_DATASET RECORDS_
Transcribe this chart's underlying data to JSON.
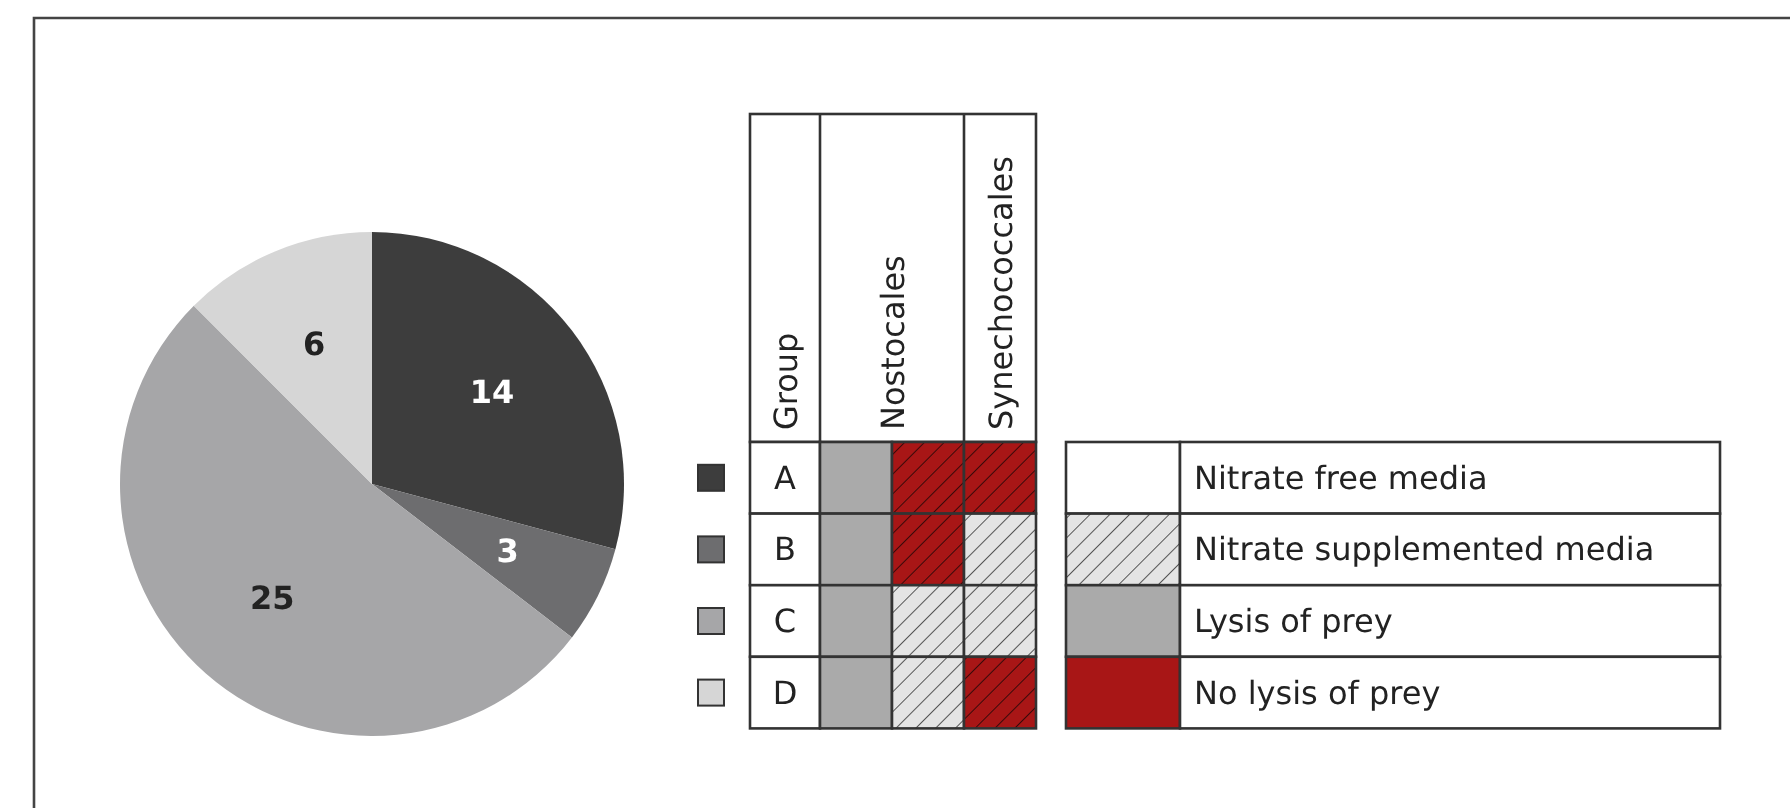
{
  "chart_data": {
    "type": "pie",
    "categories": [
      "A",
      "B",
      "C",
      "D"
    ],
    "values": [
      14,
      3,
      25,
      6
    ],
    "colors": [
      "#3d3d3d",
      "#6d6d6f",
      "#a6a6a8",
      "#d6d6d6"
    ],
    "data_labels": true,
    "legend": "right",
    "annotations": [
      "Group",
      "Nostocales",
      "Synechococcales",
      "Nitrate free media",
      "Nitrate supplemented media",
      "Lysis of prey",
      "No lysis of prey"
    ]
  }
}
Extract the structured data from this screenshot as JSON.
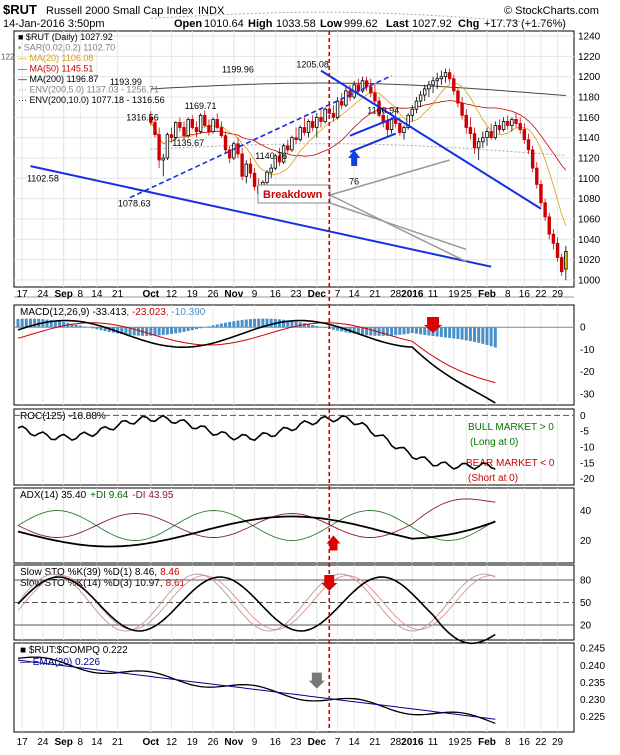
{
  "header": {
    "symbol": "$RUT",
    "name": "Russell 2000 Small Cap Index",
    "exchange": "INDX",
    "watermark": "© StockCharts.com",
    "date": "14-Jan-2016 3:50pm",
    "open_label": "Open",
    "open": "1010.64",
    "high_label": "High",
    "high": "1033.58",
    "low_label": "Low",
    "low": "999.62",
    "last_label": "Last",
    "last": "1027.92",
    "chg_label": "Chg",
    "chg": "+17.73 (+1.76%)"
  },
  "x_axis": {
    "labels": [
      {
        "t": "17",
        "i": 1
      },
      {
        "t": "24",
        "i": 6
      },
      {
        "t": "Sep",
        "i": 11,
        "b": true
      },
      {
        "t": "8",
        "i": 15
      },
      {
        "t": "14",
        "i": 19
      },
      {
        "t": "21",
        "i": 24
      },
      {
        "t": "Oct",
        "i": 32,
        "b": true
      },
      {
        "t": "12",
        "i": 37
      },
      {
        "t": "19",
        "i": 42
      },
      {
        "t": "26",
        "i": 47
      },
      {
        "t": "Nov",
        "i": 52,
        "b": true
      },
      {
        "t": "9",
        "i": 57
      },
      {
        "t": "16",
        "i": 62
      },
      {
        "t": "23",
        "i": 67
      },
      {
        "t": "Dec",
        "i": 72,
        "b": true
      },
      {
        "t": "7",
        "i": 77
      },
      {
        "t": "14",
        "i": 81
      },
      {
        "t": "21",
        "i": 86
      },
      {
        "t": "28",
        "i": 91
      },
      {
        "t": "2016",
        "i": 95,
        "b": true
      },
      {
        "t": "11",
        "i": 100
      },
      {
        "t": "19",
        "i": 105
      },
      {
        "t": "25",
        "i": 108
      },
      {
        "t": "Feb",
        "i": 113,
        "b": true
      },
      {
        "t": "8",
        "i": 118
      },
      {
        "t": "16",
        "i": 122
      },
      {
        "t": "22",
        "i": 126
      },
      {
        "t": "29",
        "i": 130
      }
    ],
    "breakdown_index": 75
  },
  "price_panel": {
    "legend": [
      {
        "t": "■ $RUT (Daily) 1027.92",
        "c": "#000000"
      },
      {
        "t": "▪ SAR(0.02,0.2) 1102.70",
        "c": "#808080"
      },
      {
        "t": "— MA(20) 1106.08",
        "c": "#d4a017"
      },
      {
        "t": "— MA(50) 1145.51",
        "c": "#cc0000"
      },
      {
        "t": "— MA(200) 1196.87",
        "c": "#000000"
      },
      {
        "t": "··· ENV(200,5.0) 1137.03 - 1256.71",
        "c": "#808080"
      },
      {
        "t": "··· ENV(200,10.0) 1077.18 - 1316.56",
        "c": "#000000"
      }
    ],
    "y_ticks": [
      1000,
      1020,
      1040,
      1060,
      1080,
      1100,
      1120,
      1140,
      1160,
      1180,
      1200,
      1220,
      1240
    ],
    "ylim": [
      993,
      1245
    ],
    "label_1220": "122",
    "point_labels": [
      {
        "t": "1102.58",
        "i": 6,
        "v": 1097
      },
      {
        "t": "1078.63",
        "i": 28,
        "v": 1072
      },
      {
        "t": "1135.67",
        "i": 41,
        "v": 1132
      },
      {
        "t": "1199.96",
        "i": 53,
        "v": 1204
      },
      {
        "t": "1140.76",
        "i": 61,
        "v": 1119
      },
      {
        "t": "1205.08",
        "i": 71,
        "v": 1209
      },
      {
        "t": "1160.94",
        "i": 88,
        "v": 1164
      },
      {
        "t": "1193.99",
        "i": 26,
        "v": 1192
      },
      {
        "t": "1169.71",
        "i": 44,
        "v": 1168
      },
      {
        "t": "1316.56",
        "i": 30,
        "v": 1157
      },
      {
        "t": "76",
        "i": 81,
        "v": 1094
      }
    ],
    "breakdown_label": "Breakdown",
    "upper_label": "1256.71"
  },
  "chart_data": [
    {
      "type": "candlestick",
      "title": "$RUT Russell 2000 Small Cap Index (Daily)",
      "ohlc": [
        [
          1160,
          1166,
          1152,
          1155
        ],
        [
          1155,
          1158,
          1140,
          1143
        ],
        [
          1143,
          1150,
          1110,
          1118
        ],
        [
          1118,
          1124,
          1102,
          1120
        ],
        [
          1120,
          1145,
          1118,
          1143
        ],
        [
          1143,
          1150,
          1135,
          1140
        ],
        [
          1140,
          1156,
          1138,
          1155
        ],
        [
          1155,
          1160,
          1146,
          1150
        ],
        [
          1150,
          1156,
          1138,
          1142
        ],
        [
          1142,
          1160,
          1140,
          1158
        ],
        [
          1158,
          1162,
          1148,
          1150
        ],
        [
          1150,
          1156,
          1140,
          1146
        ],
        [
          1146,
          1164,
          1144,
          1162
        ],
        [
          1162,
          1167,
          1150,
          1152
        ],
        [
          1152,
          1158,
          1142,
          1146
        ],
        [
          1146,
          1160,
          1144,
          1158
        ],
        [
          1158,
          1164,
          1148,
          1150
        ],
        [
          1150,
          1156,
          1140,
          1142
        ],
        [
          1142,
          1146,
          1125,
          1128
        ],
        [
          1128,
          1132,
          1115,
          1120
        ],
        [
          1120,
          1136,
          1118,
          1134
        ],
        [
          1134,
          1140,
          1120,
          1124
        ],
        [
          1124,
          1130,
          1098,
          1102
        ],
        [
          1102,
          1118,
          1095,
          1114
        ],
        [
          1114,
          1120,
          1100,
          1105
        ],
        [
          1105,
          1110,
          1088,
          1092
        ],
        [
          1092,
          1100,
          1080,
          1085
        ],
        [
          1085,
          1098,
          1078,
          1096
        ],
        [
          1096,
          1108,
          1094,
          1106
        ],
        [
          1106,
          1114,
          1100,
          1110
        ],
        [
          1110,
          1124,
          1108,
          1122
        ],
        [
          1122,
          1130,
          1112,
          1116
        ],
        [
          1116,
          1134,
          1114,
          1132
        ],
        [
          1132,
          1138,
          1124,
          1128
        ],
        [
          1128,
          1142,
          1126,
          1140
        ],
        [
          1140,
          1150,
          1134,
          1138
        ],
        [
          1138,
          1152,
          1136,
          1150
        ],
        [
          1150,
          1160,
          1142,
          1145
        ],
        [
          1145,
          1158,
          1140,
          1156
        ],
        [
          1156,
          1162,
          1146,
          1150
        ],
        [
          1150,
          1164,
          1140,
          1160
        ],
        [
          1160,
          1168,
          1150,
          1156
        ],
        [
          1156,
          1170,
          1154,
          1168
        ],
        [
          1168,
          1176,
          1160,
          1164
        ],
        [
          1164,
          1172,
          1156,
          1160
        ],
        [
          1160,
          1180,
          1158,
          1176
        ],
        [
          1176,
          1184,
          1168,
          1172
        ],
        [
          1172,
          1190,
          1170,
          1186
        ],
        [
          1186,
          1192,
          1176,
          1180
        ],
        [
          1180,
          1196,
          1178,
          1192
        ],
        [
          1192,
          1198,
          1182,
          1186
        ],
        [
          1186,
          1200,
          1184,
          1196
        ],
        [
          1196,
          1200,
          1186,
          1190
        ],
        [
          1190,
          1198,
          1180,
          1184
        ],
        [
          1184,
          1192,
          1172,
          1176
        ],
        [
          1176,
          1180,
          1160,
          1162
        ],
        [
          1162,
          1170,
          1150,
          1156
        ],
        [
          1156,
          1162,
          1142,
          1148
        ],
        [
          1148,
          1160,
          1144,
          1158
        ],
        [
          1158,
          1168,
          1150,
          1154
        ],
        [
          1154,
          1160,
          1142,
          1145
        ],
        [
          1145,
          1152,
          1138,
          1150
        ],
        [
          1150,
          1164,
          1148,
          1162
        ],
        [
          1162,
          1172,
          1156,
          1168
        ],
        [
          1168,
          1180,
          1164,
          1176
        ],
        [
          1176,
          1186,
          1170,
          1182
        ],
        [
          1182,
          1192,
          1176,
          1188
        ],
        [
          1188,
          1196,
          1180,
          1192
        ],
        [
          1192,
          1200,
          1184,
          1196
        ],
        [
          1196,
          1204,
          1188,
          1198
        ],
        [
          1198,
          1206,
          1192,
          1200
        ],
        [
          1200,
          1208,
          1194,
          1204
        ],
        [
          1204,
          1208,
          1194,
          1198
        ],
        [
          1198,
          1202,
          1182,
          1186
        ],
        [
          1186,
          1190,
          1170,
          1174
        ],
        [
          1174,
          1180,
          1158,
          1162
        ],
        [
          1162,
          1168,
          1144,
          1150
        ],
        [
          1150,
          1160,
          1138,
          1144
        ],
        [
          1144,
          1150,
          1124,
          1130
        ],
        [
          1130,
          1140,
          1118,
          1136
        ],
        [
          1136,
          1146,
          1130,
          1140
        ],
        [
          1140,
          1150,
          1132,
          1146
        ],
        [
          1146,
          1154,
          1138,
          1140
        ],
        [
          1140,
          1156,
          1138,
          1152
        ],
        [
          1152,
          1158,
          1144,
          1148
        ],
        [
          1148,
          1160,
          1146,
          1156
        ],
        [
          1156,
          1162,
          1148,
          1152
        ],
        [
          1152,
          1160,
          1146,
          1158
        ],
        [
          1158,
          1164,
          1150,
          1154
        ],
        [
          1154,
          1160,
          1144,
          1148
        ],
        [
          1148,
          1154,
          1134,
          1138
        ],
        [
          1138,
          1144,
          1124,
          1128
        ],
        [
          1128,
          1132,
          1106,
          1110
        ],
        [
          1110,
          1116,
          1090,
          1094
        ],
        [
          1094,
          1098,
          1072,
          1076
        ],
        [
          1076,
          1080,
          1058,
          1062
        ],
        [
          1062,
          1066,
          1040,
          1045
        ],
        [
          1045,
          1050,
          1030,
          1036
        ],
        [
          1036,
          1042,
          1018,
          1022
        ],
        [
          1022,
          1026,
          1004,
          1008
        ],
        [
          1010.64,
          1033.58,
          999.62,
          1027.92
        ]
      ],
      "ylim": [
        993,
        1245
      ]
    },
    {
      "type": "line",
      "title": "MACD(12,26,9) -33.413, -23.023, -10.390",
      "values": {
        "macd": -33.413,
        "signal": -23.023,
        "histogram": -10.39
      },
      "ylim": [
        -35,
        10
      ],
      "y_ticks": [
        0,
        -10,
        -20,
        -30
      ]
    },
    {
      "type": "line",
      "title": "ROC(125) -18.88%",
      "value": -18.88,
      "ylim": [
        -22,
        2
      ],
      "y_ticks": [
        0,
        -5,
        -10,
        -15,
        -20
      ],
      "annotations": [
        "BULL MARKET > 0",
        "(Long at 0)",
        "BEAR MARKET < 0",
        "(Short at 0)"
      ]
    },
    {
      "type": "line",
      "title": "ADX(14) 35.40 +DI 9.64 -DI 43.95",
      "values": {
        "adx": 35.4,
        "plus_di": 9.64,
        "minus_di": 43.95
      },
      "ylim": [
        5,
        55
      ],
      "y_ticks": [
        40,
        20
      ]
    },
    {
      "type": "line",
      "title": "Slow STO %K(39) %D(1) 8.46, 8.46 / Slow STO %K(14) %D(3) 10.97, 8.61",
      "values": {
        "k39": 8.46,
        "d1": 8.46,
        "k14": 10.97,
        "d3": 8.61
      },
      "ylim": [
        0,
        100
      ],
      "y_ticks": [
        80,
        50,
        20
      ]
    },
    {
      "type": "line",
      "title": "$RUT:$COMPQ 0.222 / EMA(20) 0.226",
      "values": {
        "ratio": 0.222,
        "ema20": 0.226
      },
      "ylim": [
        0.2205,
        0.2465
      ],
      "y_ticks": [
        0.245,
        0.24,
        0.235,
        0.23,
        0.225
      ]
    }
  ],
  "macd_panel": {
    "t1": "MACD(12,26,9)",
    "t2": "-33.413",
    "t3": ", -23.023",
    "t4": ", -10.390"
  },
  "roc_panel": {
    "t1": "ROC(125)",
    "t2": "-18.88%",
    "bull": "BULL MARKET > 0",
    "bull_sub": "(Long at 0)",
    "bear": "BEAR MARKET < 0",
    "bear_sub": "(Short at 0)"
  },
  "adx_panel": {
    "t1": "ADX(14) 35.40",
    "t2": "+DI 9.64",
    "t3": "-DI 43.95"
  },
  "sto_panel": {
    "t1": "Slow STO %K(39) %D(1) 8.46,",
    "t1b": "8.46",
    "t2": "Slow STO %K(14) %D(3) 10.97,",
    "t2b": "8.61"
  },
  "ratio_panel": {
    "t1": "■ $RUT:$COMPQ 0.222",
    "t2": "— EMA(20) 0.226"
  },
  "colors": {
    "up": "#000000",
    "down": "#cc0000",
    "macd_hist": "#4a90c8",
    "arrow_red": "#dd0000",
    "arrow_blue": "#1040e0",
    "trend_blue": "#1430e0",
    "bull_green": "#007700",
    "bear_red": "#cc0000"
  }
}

_YOUR INSTRUCTIONS_
The answer should be a single number: the count of lines in the data that include the string "Slow".

_SOLVED PROBLEM_
3